>> Start DATA TO PROCESS
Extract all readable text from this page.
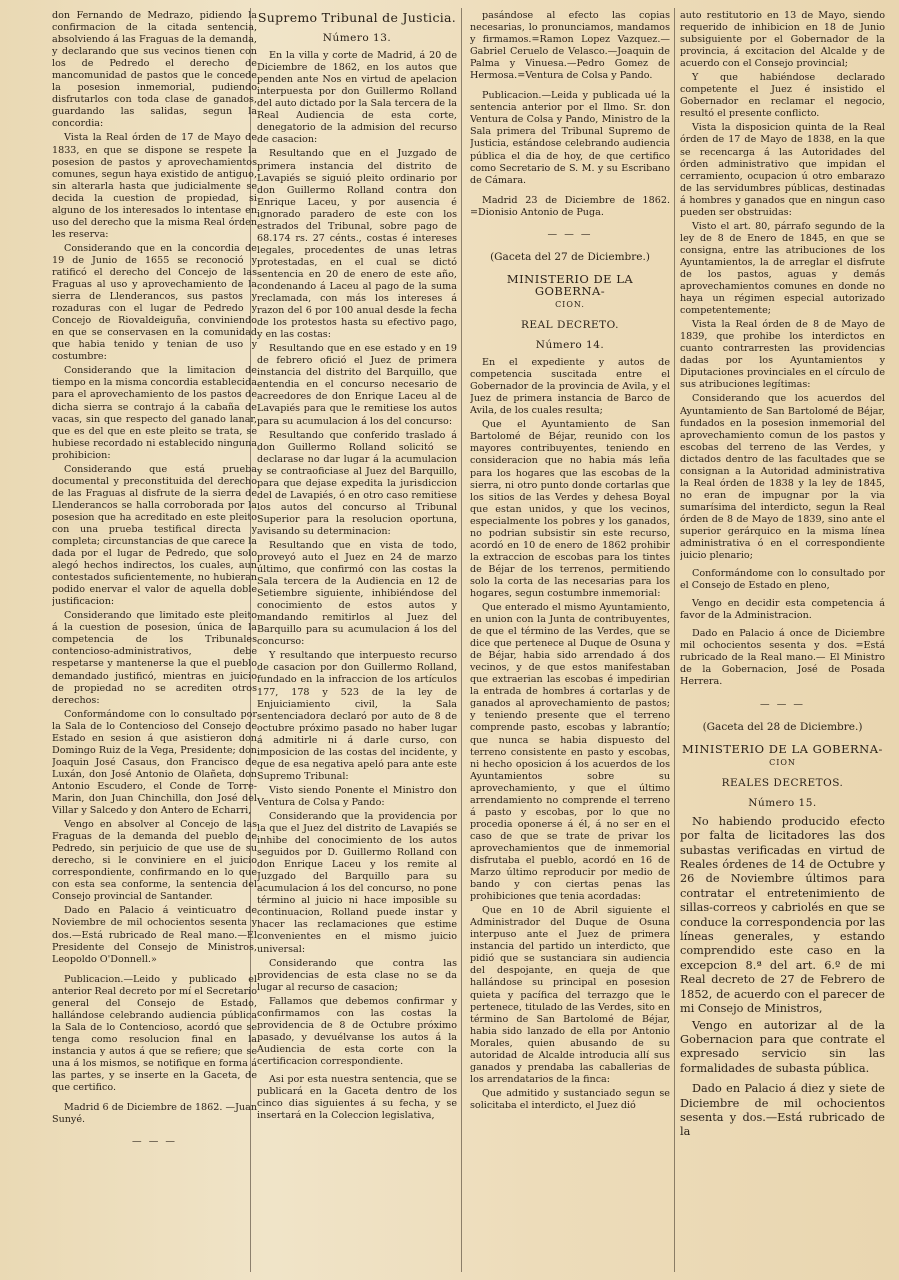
don Fernando de Medrazo, pidiendo la confirmacion de la citada sentencia, absolviendo á las Fraguas de la demanda, y declarando que sus vecinos tienen con los de Pedredo el derecho de mancomunidad de pastos que le concede la posesion inmemorial, pudiendo disfrutarlos con toda clase de ganados, guardando las salidas, segun la concordia:

Vista la Real órden de 17 de Mayo de 1833, en que se dispone se respete la posesion de pastos y aprovechamientos comunes, segun haya existido de antiguo, sin alterarla hasta que judicialmente se decida la cuestion de propiedad, si alguno de los interesados lo intentase en uso del derecho que la misma Real órden les reserva:

Considerando que en la concordia de 19 de Junio de 1655 se reconoció y ratificó el derecho del Concejo de las Fraguas al uso y aprovechamiento de la sierra de Llenderancos, sus pastos y rozaduras con el lugar de Pedredo y Concejo de Riovaldeiguña, conviniendo en que se conservasen en la comunidad que habia tenido y tenian de uso y costumbre:

Considerando que la limitacion de tiempo en la misma concordia establecida para el aprovechamiento de los pastos de dicha sierra se contrajo á la cabaña de vacas, sin que respecto del ganado lanar, que es del que en este pleito se trata, se hubiese recordado ni establecido ninguna prohibicion:

Considerando que está prueba documental y preconstituida del derecho de las Fraguas al disfrute de la sierra de Llenderancos se halla corroborada por la posesion que ha acreditado en este pleito con una prueba testifical directa y completa; circunstancias de que carece la dada por el lugar de Pedredo, que solo alegó hechos indirectos, los cuales, aun contestados suficientemente, no hubieran podido enervar el valor de aquella doble justificacion:

Considerando que limitado este pleito á la cuestion de posesion, única de la competencia de los Tribunales contencioso-administrativos, debe respetarse y mantenerse la que el pueblo demandado justificó, mientras en juicio de propiedad no se acrediten otros derechos:

Conformándome con lo consultado por la Sala de lo Contencioso del Consejo de Estado en sesion á que asistieron don Domingo Ruiz de la Vega, Presidente; don Joaquin José Casaus, don Francisco de Luxán, don José Antonio de Olañeta, don Antonio Escudero, el Conde de Torre-Marin, don Juan Chinchilla, don José del Villar y Salcedo y don Antero de Echarri,

Vengo en absolver al Concejo de las Fraguas de la demanda del pueblo de Pedredo, sin perjuicio de que use de su derecho, si le conviniere en el juicio correspondiente, confirmando en lo que con esta sea conforme, la sentencia del Consejo provincial de Santander.

Dado en Palacio á veinticuatro de Noviembre de mil ochocientos sesenta y dos.—Está rubricado de Real mano.—El Presidente del Consejo de Ministros, Leopoldo O'Donnell.»

Publicacion.—Leido y publicado el anterior Real decreto por mí el Secretario general del Consejo de Estado, hallándose celebrando audiencia pública la Sala de lo Contencioso, acordó que se tenga como resolucion final en la instancia y autos á que se refiere; que se una á los mismos, se notifique en forma á las partes, y se inserte en la Gaceta, de que certifico.

Madrid 6 de Diciembre de 1862. —Juan Sunyé.

— — —
Supremo Tribunal de Justicia.
Número 13.

En la villa y corte de Madrid, á 20 de Diciembre de 1862, en los autos que penden ante Nos en virtud de apelacion interpuesta por don Guillermo Rolland del auto dictado por la Sala tercera de la Real Audiencia de esta corte, denegatorio de la admision del recurso de casacion:

Resultando que en el Juzgado de primera instancia del distrito de Lavapiés se siguió pleito ordinario por don Guillermo Rolland contra don Enrique Laceu, y por ausencia é ignorado paradero de este con los estrados del Tribunal, sobre pago de 68.174 rs. 27 cénts., costas é intereses legales, procedentes de unas letras protestadas, en el cual se dictó sentencia en 20 de enero de este año, condenando á Laceu al pago de la suma reclamada, con más los intereses á razon del 6 por 100 anual desde la fecha de los protestos hasta su efectivo pago, y en las costas:

Resultando que en ese estado y en 19 de febrero ofició el Juez de primera instancia del distrito del Barquillo, que entendia en el concurso necesario de acreedores de don Enrique Laceu al de Lavapiés para que le remitiese los autos para su acumulacion á los del concurso:

Resultando que conferido traslado á don Guillermo Rolland solicitó se declarase no dar lugar á la acumulacion y se contraoficiase al Juez del Barquillo, para que dejase expedita la jurisdiccion del de Lavapiés, ó en otro caso remitiese los autos del concurso al Tribunal Superior para la resolucion oportuna, avisando su determinacion:

Resultando que en vista de todo, proveyó auto el Juez en 24 de marzo último, que confirmó con las costas la Sala tercera de la Audiencia en 12 de Setiembre siguiente, inhibiéndose del conocimiento de estos autos y mandando remitirlos al Juez del Barquillo para su acumulacion á los del concurso:

Y resultando que interpuesto recurso de casacion por don Guillermo Rolland, fundado en la infraccion de los artículos 177, 178 y 523 de la ley de Enjuiciamiento civil, la Sala sentenciadora declaró por auto de 8 de octubre próximo pasado no haber lugar á admitirle ni á darle curso, con imposicion de las costas del incidente, y que de esa negativa apeló para ante este Supremo Tribunal:

Visto siendo Ponente el Ministro don Ventura de Colsa y Pando:

Considerando que la providencia por la que el Juez del distrito de Lavapiés se inhibe del conocimiento de los autos seguidos por D. Guillermo Rolland con don Enrique Laceu y los remite al Juzgado del Barquillo para su acumulacion á los del concurso, no pone término al juicio ni hace imposible su continuacion, Rolland puede instar y hacer las reclamaciones que estime convenientes en el mismo juicio universal:

Considerando que contra las providencias de esta clase no se da lugar al recurso de casacion;

Fallamos que debemos confirmar y confirmamos con las costas la providencia de 8 de Octubre próximo pasado, y devuélvanse los autos á la Audiencia de esta corte con la certificacion correspondiente.

Asi por esta nuestra sentencia, que se publicará en la Gaceta dentro de los cinco dias siguientes á su fecha, y se insertará en la Coleccion legislativa,

pasándose al efecto las copias necesarias, lo pronunciamos, mandamos y firmamos.=Ramon Lopez Vazquez.—Gabriel Ceruelo de Velasco.—Joaquin de Palma y Vinuesa.—Pedro Gomez de Hermosa.=Ventura de Colsa y Pando.

Publicacion.—Leida y publicada ué la sentencia anterior por el Ilmo. Sr. don Ventura de Colsa y Pando, Ministro de la Sala primera del Tribunal Supremo de Justicia, estándose celebrando audiencia pública el dia de hoy, de que certifico como Secretario de S. M. y su Escribano de Cámara.

Madrid 23 de Diciembre de 1862. =Dionisio Antonio de Puga.

— — —
(Gaceta del 27 de Diciembre.)
MINISTERIO DE LA GOBERNA-
CION.
REAL DECRETO.
Número 14.

En el expediente y autos de competencia suscitada entre el Gobernador de la provincia de Avila, y el Juez de primera instancia de Barco de Avila, de los cuales resulta;

Que el Ayuntamiento de San Bartolomé de Béjar, reunido con los mayores contribuyentes, teniendo en consideracion que no habia más leña para los hogares que las escobas de la sierra, ni otro punto donde cortarlas que los sitios de las Verdes y dehesa Boyal que estan unidos, y que los vecinos, especialmente los pobres y los ganados, no podrian subsistir sin este recurso, acordó en 10 de enero de 1862 prohibir la extraccion de escobas para los tintes de Béjar de los terrenos, permitiendo solo la corta de las necesarias para los hogares, segun costumbre inmemorial:

Que enterado el mismo Ayuntamiento, en union con la Junta de contribuyentes, de que el término de las Verdes, que se dice que pertenece al Duque de Osuna y de Béjar, habia sido arrendado á dos vecinos, y de que estos manifestaban que extraerian las escobas é impedirian la entrada de hombres á cortarlas y de ganados al aprovechamiento de pastos; y teniendo presente que el terreno comprende pasto, escobas y labrantío; que nunca se habia dispuesto del terreno consistente en pasto y escobas, ni hecho oposicion á los acuerdos de los Ayuntamientos sobre su aprovechamiento, y que el último arrendamiento no comprende el terreno á pasto y escobas, por lo que no procedia oponerse á él, á no ser en el caso de que se trate de privar los aprovechamientos que de inmemorial disfrutaba el pueblo, acordó en 16 de Marzo último reproducir por medio de bando y con ciertas penas las prohibiciones que tenia acordadas:

Que en 10 de Abril siguiente el Administrador del Duque de Osuna interpuso ante el Juez de primera instancia del partido un interdicto, que pidió que se sustanciara sin audiencia del despojante, en queja de que hallándose su principal en posesion quieta y pacífica del terrazgo que le pertenece, titulado de las Verdes, sito en término de San Bartolomé de Béjar, habia sido lanzado de ella por Antonio Morales, quien abusando de su autoridad de Alcalde introducia allí sus ganados y prendaba las caballerias de los arrendatarios de la finca:

Que admitido y sustanciado segun se solicitaba el interdicto, el Juez dió

auto restitutorio en 13 de Mayo, siendo requerido de inhibicion en 18 de Junio subsiguiente por el Gobernador de la provincia, á excitacion del Alcalde y de acuerdo con el Consejo provincial;

Y que habiéndose declarado competente el Juez é insistido el Gobernador en reclamar el negocio, resultó el presente conflicto.

Vista la disposicion quinta de la Real órden de 17 de Mayo de 1838, en la que se recencarga á las Autoridades del órden administrativo que impidan el cerramiento, ocupacion ú otro embarazo de las servidumbres públicas, destinadas á hombres y ganados que en ningun caso pueden ser obstruidas:

Visto el art. 80, párrafo segundo de la ley de 8 de Enero de 1845, en que se consigna, entre las atribuciones de los Ayuntamientos, la de arreglar el disfrute de los pastos, aguas y demás aprovechamientos comunes en donde no haya un régimen especial autorizado competentemente;

Vista la Real órden de 8 de Mayo de 1839, que prohibe los interdictos en cuanto contrarresten las providencias dadas por los Ayuntamientos y Diputaciones provinciales en el círculo de sus atribuciones legítimas:

Considerando que los acuerdos del Ayuntamiento de San Bartolomé de Béjar, fundados en la posesion inmemorial del aprovechamiento comun de los pastos y escobas del terreno de las Verdes, y dictados dentro de las facultades que se consignan a la Autoridad administrativa la Real órden de 1838 y la ley de 1845, no eran de impugnar por la via sumarísima del interdicto, segun la Real órden de 8 de Mayo de 1839, sino ante el superior gerárquico en la misma línea administrativa ó en el correspondiente juicio plenario;

Conformándome con lo consultado por el Consejo de Estado en pleno,

Vengo en decidir esta competencia á favor de la Administracion.

Dado en Palacio á once de Diciembre mil ochocientos sesenta y dos. =Está rubricado de la Real mano.— El Ministro de la Gobernacion, José de Posada Herrera.

— — —
(Gaceta del 28 de Diciembre.)
MINISTERIO DE LA GOBERNA-
CION
REALES DECRETOS.
Número 15.

No habiendo producido efecto por falta de licitadores las dos subastas verificadas en virtud de Reales órdenes de 14 de Octubre y 26 de Noviembre últimos para contratar el entretenimiento de sillas-correos y cabriolés en que se conduce la correspondencia por las líneas generales, y estando comprendido este caso en la excepcion 8.ª del art. 6.º de mi Real decreto de 27 de Febrero de 1852, de acuerdo con el parecer de mi Consejo de Ministros,

Vengo en autorizar al de la Gobernacion para que contrate el expresado servicio sin las formalidades de subasta pública.

Dado en Palacio á diez y siete de Diciembre de mil ochocientos sesenta y dos.—Está rubricado de la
>> End DATA TO PROCESS
- [JOB]: Pick out every line above that holds the word "clase" and copy it.

- [EXERCISE RESPONSE]:
don Fernando de Medrazo, pidiendo la confirmacion de la citada sentencia, absolviendo á las Fraguas de la demanda, y declarando que sus vecinos tienen con los de Pedredo el derecho de mancomunidad de pastos que le concede la posesion inmemorial, pudiendo disfrutarlos con toda clase de ganados, guardando las salidas, segun la concordia:
Considerando que contra las providencias de esta clase no se da lugar al recurso de casacion;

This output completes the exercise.